*Task details*:
Answer these questions from the ETL troubleshooting notes:
1. Which port is set in the database connection parameters?
2. How many files does the makes-filter folder need to contain?
3. How many engine records should exist after a successful ETL?

*Text excerpt*:
━━━━━━

Container Not Running

docker compose up -d
docker compose ps

Database Connection Issues

Check connection parameters in etl_vehicle_data.py:

DB_CONFIG = {
    'host': 'localhost',
    'database': 'motovaultpro',
    'user': 'postgres',
    'password': 'postgres',
    'port': 5432
}

Missing JSON Files

Ensure these files exist in project root:

  • engines.json
  • automobiles.json
  • brands.json
  • makes-filter/*.json (57 files)

Python Dependencies

pip3 install psycopg2-binary

Expected Results

After successful ETL:

  • Engines: 30,066 records
  • Transmissions: 828 records
  • Vehicle Options: 1,122,644 configurations
  • Years: 47 years (1980-2026)
  • Makes: 53 manufacturers
  • Models: 1,741 unique models
  • Transmission Linking: 98.9% success rate
  • Output Files: ~52MB total (632KB engines + 21KB transmissions + 51MB vehicles)

Next Steps

  1. Create API endpoints for dropdown queries
  2. Add caching layer for frequently accessed queries
  3. Implement full-text search for models
  4. Add vehicle images and detailed specs display
  5. Create admin interface for data management

━━━━━━

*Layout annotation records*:

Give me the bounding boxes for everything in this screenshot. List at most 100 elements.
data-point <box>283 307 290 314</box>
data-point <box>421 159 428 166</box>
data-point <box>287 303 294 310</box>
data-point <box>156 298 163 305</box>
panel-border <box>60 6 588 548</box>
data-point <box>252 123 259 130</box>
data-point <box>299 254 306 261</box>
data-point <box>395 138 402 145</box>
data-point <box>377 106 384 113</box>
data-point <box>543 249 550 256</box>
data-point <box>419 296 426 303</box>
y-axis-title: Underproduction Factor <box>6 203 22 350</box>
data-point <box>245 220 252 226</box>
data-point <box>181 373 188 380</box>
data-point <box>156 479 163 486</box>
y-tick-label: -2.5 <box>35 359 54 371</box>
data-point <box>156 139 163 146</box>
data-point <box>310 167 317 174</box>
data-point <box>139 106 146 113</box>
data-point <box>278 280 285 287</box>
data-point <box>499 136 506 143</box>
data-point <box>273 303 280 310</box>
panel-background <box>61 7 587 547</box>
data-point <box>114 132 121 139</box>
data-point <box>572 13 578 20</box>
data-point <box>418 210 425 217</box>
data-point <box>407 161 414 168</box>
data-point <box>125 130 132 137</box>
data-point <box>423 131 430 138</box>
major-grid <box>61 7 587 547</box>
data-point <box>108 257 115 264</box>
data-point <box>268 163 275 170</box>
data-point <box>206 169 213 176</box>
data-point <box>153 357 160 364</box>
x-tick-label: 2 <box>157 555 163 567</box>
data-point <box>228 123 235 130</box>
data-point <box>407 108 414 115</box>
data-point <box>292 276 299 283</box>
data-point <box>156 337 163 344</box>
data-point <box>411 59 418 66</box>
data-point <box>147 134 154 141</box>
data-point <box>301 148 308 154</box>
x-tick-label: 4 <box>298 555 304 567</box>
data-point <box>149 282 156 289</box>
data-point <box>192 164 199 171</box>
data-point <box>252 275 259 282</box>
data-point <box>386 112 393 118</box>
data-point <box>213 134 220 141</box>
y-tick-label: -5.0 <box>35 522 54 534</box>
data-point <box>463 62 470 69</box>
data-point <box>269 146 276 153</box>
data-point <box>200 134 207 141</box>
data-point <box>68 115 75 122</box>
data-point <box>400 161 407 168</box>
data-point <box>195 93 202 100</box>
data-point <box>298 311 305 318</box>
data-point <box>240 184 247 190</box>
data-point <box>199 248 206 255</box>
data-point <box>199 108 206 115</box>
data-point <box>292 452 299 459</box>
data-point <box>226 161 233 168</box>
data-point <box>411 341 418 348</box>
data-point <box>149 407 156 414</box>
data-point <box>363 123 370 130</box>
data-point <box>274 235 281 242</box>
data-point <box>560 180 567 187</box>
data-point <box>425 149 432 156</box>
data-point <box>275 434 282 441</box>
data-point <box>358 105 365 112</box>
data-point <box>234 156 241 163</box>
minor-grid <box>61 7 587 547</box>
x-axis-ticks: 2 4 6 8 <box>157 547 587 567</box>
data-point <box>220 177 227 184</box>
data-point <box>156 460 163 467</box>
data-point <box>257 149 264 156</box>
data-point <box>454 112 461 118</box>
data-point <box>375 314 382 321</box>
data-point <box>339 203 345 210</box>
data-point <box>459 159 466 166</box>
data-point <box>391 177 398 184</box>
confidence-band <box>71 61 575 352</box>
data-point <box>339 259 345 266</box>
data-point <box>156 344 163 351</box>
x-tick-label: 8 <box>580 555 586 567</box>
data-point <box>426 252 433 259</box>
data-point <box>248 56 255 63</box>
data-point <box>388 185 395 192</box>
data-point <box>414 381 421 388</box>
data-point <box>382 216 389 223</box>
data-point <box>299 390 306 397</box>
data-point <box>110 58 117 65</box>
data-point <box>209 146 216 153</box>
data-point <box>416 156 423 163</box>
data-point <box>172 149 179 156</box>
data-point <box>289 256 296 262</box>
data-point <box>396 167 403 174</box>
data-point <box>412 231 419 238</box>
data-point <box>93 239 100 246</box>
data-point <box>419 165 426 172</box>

━━━━━━

*Finished answer*:
1. 5432
2. 57 files
3. 30,066 records